#### Exercise brief
Copy everything in the data below from the line containing "neg-shade-southwest-corner <box>79 624" down to the line containing "contour-label: 4 <box>367 342 377 361</box>", including both of those lines, character for character.

#### Records for the exercise

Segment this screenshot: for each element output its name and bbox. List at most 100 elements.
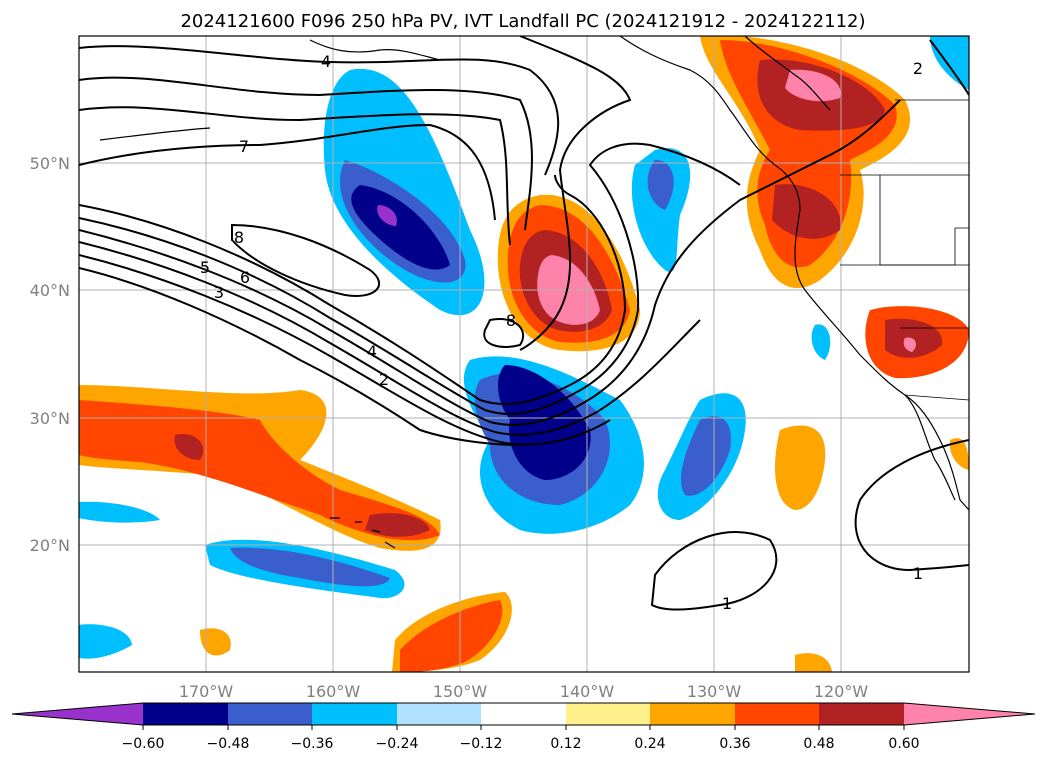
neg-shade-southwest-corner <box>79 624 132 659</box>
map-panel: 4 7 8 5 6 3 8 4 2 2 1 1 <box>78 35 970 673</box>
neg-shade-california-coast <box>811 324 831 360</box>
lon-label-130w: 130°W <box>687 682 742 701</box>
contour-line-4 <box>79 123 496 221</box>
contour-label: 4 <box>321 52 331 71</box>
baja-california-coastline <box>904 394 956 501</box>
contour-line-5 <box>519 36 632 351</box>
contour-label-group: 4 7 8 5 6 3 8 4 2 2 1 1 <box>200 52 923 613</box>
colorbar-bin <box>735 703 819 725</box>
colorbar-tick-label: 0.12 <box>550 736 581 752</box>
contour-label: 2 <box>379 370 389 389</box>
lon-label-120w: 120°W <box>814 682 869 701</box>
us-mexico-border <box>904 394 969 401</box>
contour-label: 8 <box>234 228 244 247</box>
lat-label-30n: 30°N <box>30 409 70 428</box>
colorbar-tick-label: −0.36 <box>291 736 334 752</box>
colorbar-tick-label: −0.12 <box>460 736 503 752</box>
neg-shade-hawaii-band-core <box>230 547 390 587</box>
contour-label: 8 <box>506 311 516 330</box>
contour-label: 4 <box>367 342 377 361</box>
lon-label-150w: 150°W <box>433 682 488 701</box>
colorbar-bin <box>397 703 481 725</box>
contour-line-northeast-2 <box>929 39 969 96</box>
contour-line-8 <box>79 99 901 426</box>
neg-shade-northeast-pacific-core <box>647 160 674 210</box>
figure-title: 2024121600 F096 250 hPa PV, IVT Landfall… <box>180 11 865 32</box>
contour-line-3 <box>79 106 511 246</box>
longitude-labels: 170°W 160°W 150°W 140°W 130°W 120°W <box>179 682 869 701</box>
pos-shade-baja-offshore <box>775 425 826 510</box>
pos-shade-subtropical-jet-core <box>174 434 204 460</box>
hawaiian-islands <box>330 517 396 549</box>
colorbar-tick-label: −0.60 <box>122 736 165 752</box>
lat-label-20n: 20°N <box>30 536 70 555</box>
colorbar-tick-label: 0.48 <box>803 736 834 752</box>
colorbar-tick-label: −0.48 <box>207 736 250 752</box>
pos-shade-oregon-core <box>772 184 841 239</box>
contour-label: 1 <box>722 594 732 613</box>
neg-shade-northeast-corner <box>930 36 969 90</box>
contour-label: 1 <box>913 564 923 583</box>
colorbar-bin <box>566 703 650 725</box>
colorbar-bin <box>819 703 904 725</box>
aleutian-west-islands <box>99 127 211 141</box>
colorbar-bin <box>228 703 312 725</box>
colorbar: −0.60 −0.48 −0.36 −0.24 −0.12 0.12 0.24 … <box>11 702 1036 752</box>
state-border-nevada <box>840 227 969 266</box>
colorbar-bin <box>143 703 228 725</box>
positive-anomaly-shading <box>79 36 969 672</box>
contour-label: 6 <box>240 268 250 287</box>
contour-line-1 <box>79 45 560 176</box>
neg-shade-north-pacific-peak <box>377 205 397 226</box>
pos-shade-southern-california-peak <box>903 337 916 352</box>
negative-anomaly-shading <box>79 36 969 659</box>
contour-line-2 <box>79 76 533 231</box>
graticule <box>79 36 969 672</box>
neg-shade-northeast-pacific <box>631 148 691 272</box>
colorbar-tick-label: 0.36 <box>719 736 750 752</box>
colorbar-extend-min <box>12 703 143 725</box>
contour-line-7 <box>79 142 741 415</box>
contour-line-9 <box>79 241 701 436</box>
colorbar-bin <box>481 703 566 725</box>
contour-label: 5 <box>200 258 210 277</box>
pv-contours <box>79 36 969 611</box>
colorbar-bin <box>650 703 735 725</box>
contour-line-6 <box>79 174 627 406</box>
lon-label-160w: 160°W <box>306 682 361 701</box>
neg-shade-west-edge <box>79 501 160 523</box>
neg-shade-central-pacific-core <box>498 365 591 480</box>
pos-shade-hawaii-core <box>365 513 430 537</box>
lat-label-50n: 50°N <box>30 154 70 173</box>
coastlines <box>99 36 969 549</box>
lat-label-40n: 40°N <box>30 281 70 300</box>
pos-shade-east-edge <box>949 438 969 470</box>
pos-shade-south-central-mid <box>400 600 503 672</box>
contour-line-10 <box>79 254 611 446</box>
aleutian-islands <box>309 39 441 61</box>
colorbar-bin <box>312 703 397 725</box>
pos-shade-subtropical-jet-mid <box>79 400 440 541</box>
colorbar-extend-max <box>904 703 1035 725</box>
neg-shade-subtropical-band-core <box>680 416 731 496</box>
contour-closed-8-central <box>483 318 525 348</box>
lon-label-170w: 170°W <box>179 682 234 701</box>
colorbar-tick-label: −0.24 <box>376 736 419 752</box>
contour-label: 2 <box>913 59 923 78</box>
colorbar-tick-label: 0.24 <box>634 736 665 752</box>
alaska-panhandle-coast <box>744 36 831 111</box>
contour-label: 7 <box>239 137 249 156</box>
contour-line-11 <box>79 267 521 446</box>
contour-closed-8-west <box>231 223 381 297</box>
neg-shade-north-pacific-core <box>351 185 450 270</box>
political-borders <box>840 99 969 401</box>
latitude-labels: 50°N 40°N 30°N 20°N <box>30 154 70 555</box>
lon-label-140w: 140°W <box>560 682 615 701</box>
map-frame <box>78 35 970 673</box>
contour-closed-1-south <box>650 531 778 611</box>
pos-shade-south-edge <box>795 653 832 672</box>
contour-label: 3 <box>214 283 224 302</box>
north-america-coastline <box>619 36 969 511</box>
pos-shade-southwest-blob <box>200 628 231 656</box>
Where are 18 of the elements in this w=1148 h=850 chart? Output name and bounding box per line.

==

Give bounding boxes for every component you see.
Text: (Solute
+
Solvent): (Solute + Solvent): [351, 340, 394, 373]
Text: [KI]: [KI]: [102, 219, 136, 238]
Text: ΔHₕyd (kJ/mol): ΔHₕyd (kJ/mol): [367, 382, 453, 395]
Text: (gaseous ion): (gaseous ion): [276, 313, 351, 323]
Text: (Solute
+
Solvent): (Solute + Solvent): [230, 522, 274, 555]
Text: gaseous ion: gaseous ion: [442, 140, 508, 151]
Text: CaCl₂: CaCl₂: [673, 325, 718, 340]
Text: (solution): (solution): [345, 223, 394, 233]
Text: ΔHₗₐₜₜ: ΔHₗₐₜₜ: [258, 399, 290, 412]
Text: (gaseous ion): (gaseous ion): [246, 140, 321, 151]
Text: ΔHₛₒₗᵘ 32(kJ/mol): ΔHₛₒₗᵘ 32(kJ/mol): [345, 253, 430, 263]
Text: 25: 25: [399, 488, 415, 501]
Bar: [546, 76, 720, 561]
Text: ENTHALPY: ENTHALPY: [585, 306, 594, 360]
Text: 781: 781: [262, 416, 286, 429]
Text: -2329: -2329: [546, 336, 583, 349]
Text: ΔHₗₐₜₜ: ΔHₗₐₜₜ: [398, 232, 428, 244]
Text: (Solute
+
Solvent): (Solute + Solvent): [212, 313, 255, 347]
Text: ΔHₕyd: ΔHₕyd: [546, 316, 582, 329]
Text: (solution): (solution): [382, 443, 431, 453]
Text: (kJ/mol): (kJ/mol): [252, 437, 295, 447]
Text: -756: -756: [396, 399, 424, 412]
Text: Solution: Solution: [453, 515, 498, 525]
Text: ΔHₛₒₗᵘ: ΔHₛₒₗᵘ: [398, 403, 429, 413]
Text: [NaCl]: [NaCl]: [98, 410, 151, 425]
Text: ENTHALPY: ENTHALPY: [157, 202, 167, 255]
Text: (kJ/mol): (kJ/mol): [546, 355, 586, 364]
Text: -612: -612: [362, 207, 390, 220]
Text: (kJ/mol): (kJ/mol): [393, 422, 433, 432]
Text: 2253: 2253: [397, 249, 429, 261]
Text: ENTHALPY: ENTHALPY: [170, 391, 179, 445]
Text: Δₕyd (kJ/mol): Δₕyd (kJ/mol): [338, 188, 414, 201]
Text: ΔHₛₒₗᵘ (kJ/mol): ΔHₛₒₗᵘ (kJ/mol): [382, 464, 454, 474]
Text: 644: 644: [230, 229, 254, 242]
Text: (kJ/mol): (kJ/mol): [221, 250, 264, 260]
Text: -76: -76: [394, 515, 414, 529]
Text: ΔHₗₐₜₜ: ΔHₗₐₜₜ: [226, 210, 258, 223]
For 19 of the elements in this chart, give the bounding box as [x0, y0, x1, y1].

--

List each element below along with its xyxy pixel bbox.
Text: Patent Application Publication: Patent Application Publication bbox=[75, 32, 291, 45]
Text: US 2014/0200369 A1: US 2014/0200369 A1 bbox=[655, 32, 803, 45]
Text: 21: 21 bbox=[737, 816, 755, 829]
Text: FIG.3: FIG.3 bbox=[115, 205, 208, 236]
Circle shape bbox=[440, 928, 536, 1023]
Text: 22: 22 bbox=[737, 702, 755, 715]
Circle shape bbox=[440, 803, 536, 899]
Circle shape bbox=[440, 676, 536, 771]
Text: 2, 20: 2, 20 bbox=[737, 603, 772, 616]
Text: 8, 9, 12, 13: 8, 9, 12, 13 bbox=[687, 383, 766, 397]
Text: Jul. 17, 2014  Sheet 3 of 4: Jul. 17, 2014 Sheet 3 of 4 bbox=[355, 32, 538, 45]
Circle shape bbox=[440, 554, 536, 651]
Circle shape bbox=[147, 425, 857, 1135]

#### Written answer
neg-shade-southwest-corner <box>79 624 132 659</box>
map-panel: 4 7 8 5 6 3 8 4 2 2 1 1 <box>78 35 970 673</box>
neg-shade-california-coast <box>811 324 831 360</box>
lon-label-130w: 130°W <box>687 682 742 701</box>
contour-line-4 <box>79 123 496 221</box>
contour-label: 4 <box>321 52 331 71</box>
baja-california-coastline <box>904 394 956 501</box>
contour-line-5 <box>519 36 632 351</box>
contour-label-group: 4 7 8 5 6 3 8 4 2 2 1 1 <box>200 52 923 613</box>
colorbar-bin <box>735 703 819 725</box>
colorbar-tick-label: 0.12 <box>550 736 581 752</box>
contour-label: 2 <box>379 370 389 389</box>
lon-label-120w: 120°W <box>814 682 869 701</box>
us-mexico-border <box>904 394 969 401</box>
contour-label: 8 <box>234 228 244 247</box>
lat-label-30n: 30°N <box>30 409 70 428</box>
colorbar-tick-label: −0.36 <box>291 736 334 752</box>
colorbar-tick-label: −0.12 <box>460 736 503 752</box>
neg-shade-hawaii-band-core <box>230 547 390 587</box>
contour-label: 8 <box>506 311 516 330</box>
contour-label: 4 <box>367 342 377 361</box>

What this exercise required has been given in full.